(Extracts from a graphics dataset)
----

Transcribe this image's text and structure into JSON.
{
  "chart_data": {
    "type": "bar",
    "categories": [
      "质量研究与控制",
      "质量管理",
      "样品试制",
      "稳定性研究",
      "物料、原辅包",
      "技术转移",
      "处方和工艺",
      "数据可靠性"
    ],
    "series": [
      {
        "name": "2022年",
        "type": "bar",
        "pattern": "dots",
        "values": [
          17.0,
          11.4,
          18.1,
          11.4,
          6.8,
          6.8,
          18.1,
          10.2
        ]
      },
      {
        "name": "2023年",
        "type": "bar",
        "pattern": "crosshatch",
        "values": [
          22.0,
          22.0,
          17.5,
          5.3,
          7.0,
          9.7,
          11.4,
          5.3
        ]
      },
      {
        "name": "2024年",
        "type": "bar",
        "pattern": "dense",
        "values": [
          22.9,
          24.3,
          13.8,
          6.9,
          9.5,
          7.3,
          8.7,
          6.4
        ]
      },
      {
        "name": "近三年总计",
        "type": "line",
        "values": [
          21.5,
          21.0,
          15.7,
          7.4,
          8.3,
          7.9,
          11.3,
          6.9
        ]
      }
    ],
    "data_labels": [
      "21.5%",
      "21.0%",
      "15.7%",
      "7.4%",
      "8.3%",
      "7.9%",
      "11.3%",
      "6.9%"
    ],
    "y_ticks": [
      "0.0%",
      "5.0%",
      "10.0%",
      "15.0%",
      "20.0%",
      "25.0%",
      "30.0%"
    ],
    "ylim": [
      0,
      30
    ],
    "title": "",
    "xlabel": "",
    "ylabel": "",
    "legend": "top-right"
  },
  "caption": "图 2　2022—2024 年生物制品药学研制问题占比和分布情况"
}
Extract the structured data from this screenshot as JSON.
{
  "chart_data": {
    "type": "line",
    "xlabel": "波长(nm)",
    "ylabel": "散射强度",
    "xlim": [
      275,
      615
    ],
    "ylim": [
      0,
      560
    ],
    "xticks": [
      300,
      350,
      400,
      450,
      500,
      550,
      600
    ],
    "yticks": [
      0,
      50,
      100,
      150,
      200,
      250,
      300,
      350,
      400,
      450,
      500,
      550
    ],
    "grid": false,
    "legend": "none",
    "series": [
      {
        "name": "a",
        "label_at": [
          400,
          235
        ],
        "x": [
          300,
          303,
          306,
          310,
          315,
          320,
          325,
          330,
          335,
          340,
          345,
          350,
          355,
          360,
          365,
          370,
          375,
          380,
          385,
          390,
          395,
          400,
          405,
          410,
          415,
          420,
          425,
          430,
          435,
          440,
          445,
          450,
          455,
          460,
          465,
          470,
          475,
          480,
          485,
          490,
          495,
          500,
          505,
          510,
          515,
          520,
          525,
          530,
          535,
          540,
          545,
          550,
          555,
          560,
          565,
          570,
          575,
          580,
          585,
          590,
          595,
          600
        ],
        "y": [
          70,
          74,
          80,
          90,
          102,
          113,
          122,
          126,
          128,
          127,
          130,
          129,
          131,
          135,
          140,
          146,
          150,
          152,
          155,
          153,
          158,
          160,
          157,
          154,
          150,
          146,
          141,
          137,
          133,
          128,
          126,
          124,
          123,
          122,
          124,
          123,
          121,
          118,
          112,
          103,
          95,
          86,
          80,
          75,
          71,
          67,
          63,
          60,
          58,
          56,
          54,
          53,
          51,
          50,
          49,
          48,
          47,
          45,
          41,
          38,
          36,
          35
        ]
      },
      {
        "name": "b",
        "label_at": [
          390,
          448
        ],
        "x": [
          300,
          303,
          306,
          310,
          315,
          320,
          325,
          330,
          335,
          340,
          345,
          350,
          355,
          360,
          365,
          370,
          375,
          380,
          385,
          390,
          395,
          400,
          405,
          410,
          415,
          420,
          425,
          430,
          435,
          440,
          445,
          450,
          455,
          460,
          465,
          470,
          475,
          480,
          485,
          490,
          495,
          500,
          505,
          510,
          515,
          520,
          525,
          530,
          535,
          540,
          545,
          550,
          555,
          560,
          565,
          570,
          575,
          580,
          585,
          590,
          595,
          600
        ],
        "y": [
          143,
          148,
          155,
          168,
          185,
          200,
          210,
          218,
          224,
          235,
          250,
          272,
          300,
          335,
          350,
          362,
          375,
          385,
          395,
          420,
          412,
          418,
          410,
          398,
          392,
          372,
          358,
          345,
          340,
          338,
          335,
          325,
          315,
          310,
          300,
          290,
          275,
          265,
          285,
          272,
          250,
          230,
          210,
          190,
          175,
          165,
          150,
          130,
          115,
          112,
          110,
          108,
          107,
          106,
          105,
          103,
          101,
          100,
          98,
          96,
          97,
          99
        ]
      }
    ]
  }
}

----

* _Problem statement_:
Where a line of the records above holds the word "pattern", copy that line.

* _Result of the exercise_:
        "pattern": "dots",
        "pattern": "crosshatch",
        "pattern": "dense",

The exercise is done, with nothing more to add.